Trecho do documento:

>>>

12 outubro 2013

Lourenço teicultor. ( memória nº 29 )

memórias nº 29
Sitio Morumby

 
O litoral sul do Estado de São Paulo se manteve isolado por longos séculos. Foi desbravado por faisqueiros garimpadores que subindo os rios se espalharam pelos vales e montanhas. Núcleos que se transformaram em municípios deixaram marcas do tempo épico da produção aurífera: Eldorado, pelo nome, Sete Barras, pelo naufrágio de barca que perdeu entre outros valores, 7 barras de ouro e até a Casa de Fundição que foi instalada em Iguape, na boca da barra do Rio Ribeira o mais importante elo entre o interior e mundo externo. Registro deve esse nome por dispor de repartição que registrava o tráfego de metais para o litoral. Lá era recolhido o imposto devido.

Depois desse período de garimpeiros,  a região foi desbravada por agricultores. Primeiro o arroz. Iguape ficou famosa na Europa pelo produto com atributos especiais de grande qualidade. A seguir a banana e o chá. Essa última cultura veio contrabandeada, escondida no miolo de pão, e implantada no interior do Vale do Ribeira pelos imigrantes japoneses se tornou mais uma alavanca da economia.

A ostra de Cananéia se transformou em marca. Sinonimo desse crustácio dada a fama e a qualidade. Lourenço se recorda que numa ida à Recife, viu uma placa informando o cardápio de determinado restaurante, que havia ostras frescas de Cananéia.

No entanto, a região era inóspita e isolada. A floresta Atlantica cobrindo a maior parte de todo o seu território e a falta de estradas  ficou até 1960, longe de tudo, quando o presidente Juscelino inaugurou a então BR 2 e o Ribeira foi redescoberto.

Dez anos depois guerrilheiros obrigaram as autoridades olharem para a região. Foi mais uma vez descoberto e surgiram inúmeras obras de infra estrutura, mostrando um mínimo de presença do Poder Pública.

Por determinação do ditador de plantão, o governador Laudo Natel se  obrigou asfaltar estradas, construir escolas rurais, ampliar o ramal da ferrovia até Cajati e dar assistência maior a região. Até criou a SUDELPA, autarquia que durante as décadas que existiu deu apoio aos paupérrimos municípios de lá.

Distante  60 km da sede municipal, o Ariri, foi alcançado por terra. Uma estrada foi aberta e hoje ainda é o leito que segue o trajeto da BR 101, ainda não implantada na região. A Caverna do Diabo foi iluminada e o terminal pesqueiro do CEAGESP foi inaugurado em Cananéia.

<<<

Enunciado do exercício:
Responda com base no texto sobre o litoral sul paulista:
1. Por que Registro recebeu esse nome?
2. Como o chá chegou à região e quem o implantou no interior do Vale do Ribeira?
3. Qual presidente inaugurou a então BR 2, e em que ano?

Trecho de origem:

>>>

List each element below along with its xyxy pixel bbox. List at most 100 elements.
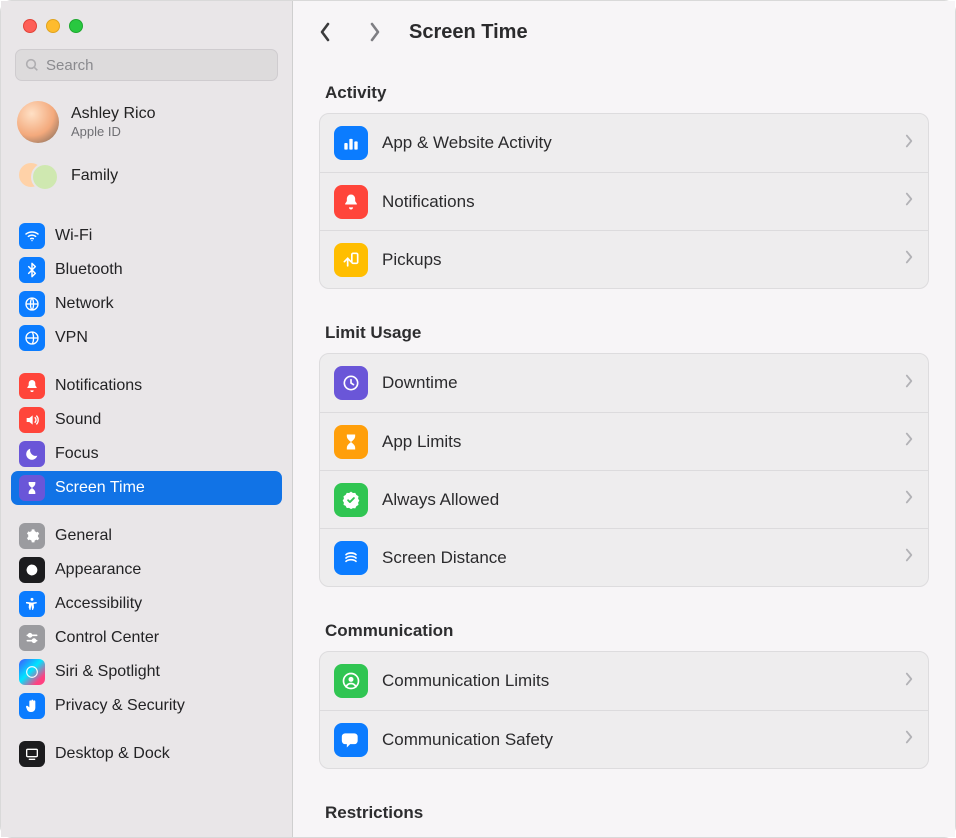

<<<

Resolução do exercício:
1. Porque dispunha de uma repartição que registrava o tráfego de metais para o litoral.
2. Veio contrabandeado, escondido no miolo de pão, e foi implantado pelos imigrantes japoneses.
3. O presidente Juscelino, em 1960.